> [Stated exercise]: Copy out all lines that carry the word "name".

> [Structured figure records]:

=-=-=

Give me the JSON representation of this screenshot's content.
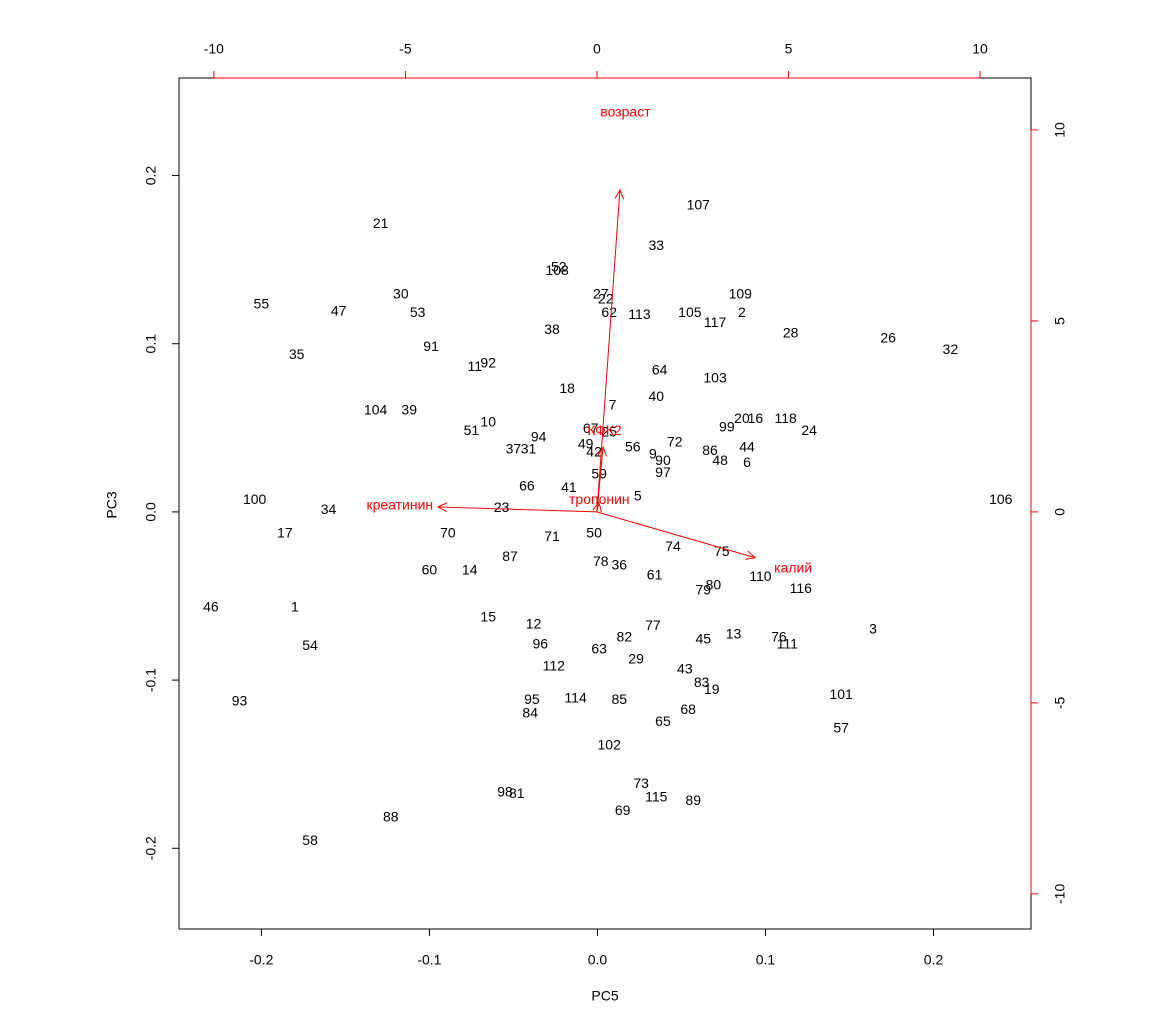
{
  "chart_data": {
    "type": "biplot",
    "xlabel": "PC5",
    "ylabel": "PC3",
    "xlim": [
      -0.249,
      0.258
    ],
    "ylim": [
      -0.248,
      0.258
    ],
    "xticks": [
      -0.2,
      -0.1,
      {
        "value": 0,
        "label": "0.0"
      },
      0.1,
      0.2
    ],
    "yticks": [
      -0.2,
      -0.1,
      {
        "value": 0,
        "label": "0.0"
      },
      0.1,
      0.2
    ],
    "x2lim": [
      -10.91,
      11.33
    ],
    "y2lim": [
      -10.92,
      11.36
    ],
    "x2ticks": [
      -10,
      -5,
      0,
      5,
      10
    ],
    "y2ticks": [
      -10,
      -5,
      0,
      5,
      10
    ],
    "point_color": "#000000",
    "loading_color": "#ff0000",
    "points": {
      "labels": [
        21,
        107,
        33,
        52,
        108,
        27,
        22,
        109,
        55,
        47,
        30,
        53,
        62,
        113,
        105,
        2,
        117,
        28,
        26,
        32,
        38,
        91,
        35,
        11,
        92,
        64,
        103,
        18,
        40,
        7,
        104,
        39,
        20,
        16,
        118,
        99,
        24,
        10,
        51,
        67,
        25,
        94,
        72,
        49,
        37,
        31,
        56,
        44,
        86,
        42,
        9,
        90,
        48,
        6,
        97,
        59,
        66,
        41,
        5,
        106,
        100,
        34,
        23,
        17,
        70,
        71,
        50,
        74,
        75,
        87,
        78,
        36,
        60,
        14,
        61,
        110,
        80,
        79,
        116,
        46,
        1,
        15,
        12,
        77,
        3,
        13,
        82,
        45,
        76,
        111,
        54,
        96,
        63,
        29,
        112,
        43,
        83,
        19,
        101,
        93,
        114,
        95,
        85,
        68,
        84,
        65,
        57,
        102,
        73,
        98,
        81,
        115,
        89,
        69,
        88,
        58
      ],
      "x": [
        -0.129,
        0.06,
        0.035,
        -0.023,
        -0.024,
        0.002,
        0.005,
        0.085,
        -0.2,
        -0.154,
        -0.117,
        -0.107,
        0.007,
        0.025,
        0.055,
        0.086,
        0.07,
        0.115,
        0.173,
        0.21,
        -0.027,
        -0.099,
        -0.179,
        -0.073,
        -0.065,
        0.037,
        0.07,
        -0.018,
        0.035,
        0.009,
        -0.132,
        -0.112,
        0.086,
        0.094,
        0.112,
        0.077,
        0.126,
        -0.065,
        -0.075,
        -0.004,
        0.007,
        -0.035,
        0.046,
        -0.007,
        -0.05,
        -0.041,
        0.021,
        0.089,
        0.067,
        -0.002,
        0.033,
        0.039,
        0.073,
        0.089,
        0.039,
        0.001,
        -0.042,
        -0.017,
        0.024,
        0.24,
        -0.204,
        -0.16,
        -0.057,
        -0.186,
        -0.089,
        -0.027,
        -0.002,
        0.045,
        0.074,
        -0.052,
        0.002,
        0.013,
        -0.1,
        -0.076,
        0.034,
        0.097,
        0.069,
        0.063,
        0.121,
        -0.23,
        -0.18,
        -0.065,
        -0.038,
        0.033,
        0.164,
        0.081,
        0.016,
        0.063,
        0.108,
        0.113,
        -0.171,
        -0.034,
        0.001,
        0.023,
        -0.026,
        0.052,
        0.062,
        0.068,
        0.145,
        -0.213,
        -0.013,
        -0.039,
        0.013,
        0.054,
        -0.04,
        0.039,
        0.145,
        0.007,
        0.026,
        -0.055,
        -0.048,
        0.035,
        0.057,
        0.015,
        -0.123,
        -0.171
      ],
      "y": [
        0.171,
        0.182,
        0.158,
        0.145,
        0.143,
        0.129,
        0.126,
        0.129,
        0.123,
        0.119,
        0.129,
        0.118,
        0.118,
        0.117,
        0.118,
        0.118,
        0.112,
        0.106,
        0.103,
        0.096,
        0.108,
        0.098,
        0.093,
        0.086,
        0.088,
        0.084,
        0.079,
        0.073,
        0.068,
        0.063,
        0.06,
        0.06,
        0.055,
        0.055,
        0.055,
        0.05,
        0.048,
        0.053,
        0.048,
        0.049,
        0.047,
        0.044,
        0.041,
        0.04,
        0.037,
        0.037,
        0.038,
        0.038,
        0.036,
        0.035,
        0.034,
        0.03,
        0.03,
        0.029,
        0.023,
        0.022,
        0.015,
        0.014,
        0.009,
        0.007,
        0.007,
        0.001,
        0.002,
        -0.013,
        -0.013,
        -0.015,
        -0.013,
        -0.021,
        -0.024,
        -0.027,
        -0.03,
        -0.032,
        -0.035,
        -0.035,
        -0.038,
        -0.039,
        -0.044,
        -0.047,
        -0.046,
        -0.057,
        -0.057,
        -0.063,
        -0.067,
        -0.068,
        -0.07,
        -0.073,
        -0.075,
        -0.076,
        -0.075,
        -0.079,
        -0.08,
        -0.079,
        -0.082,
        -0.088,
        -0.092,
        -0.094,
        -0.102,
        -0.106,
        -0.109,
        -0.113,
        -0.111,
        -0.112,
        -0.112,
        -0.118,
        -0.12,
        -0.125,
        -0.129,
        -0.139,
        -0.162,
        -0.167,
        -0.168,
        -0.17,
        -0.172,
        -0.178,
        -0.182,
        -0.196
      ]
    },
    "loadings": [
      {
        "name": "возраст",
        "x": 0.6,
        "y": 8.43
      },
      {
        "name": "креатинин",
        "x": -4.15,
        "y": 0.13
      },
      {
        "name": "калий",
        "x": 4.13,
        "y": -1.2
      },
      {
        "name": "тропонин",
        "x": 0.05,
        "y": 0.25
      },
      {
        "name": "КФК2",
        "x": 0.16,
        "y": 1.7
      }
    ]
  }
}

=-=-=

> [Expected answer]:
        "name": "возраст",
        "name": "креатинин",
        "name": "калий",
        "name": "тропонин",
        "name": "КФК2",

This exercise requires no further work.